### Exercise materials ###

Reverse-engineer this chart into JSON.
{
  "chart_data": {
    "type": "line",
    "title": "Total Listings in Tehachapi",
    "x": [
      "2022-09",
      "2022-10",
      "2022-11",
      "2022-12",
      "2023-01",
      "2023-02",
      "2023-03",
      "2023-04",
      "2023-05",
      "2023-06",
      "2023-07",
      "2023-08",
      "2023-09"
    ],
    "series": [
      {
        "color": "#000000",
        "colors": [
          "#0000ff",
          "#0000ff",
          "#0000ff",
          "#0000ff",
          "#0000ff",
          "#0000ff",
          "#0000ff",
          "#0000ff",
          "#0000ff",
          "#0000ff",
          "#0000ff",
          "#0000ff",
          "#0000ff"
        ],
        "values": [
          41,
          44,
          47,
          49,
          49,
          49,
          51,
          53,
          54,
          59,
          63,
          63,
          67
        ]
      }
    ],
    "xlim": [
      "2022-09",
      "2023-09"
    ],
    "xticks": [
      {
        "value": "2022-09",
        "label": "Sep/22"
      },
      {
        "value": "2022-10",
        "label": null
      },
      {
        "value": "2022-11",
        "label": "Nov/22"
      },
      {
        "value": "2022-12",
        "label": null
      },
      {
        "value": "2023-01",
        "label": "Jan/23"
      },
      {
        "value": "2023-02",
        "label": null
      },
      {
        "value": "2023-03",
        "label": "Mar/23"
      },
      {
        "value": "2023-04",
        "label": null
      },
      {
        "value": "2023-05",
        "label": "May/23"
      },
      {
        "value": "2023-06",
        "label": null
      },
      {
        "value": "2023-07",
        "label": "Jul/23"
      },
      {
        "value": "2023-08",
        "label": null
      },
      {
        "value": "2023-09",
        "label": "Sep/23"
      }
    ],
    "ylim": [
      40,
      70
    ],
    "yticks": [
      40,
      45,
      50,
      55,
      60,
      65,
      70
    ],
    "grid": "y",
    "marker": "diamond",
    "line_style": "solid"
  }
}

###

▶ **Goal**: All the entries above need to be reproduced exactly.

▶ **Solution for this exercise**:
Reverse-engineer this chart into JSON.
{
  "chart_data": {
    "type": "line",
    "title": "Total Listings in Tehachapi",
    "x": [
      "2022-09",
      "2022-10",
      "2022-11",
      "2022-12",
      "2023-01",
      "2023-02",
      "2023-03",
      "2023-04",
      "2023-05",
      "2023-06",
      "2023-07",
      "2023-08",
      "2023-09"
    ],
    "series": [
      {
        "color": "#000000",
        "colors": [
          "#0000ff",
          "#0000ff",
          "#0000ff",
          "#0000ff",
          "#0000ff",
          "#0000ff",
          "#0000ff",
          "#0000ff",
          "#0000ff",
          "#0000ff",
          "#0000ff",
          "#0000ff",
          "#0000ff"
        ],
        "values": [
          41,
          44,
          47,
          49,
          49,
          49,
          51,
          53,
          54,
          59,
          63,
          63,
          67
        ]
      }
    ],
    "xlim": [
      "2022-09",
      "2023-09"
    ],
    "xticks": [
      {
        "value": "2022-09",
        "label": "Sep/22"
      },
      {
        "value": "2022-10",
        "label": null
      },
      {
        "value": "2022-11",
        "label": "Nov/22"
      },
      {
        "value": "2022-12",
        "label": null
      },
      {
        "value": "2023-01",
        "label": "Jan/23"
      },
      {
        "value": "2023-02",
        "label": null
      },
      {
        "value": "2023-03",
        "label": "Mar/23"
      },
      {
        "value": "2023-04",
        "label": null
      },
      {
        "value": "2023-05",
        "label": "May/23"
      },
      {
        "value": "2023-06",
        "label": null
      },
      {
        "value": "2023-07",
        "label": "Jul/23"
      },
      {
        "value": "2023-08",
        "label": null
      },
      {
        "value": "2023-09",
        "label": "Sep/23"
      }
    ],
    "ylim": [
      40,
      70
    ],
    "yticks": [
      40,
      45,
      50,
      55,
      60,
      65,
      70
    ],
    "grid": "y",
    "marker": "diamond",
    "line_style": "solid"
  }
}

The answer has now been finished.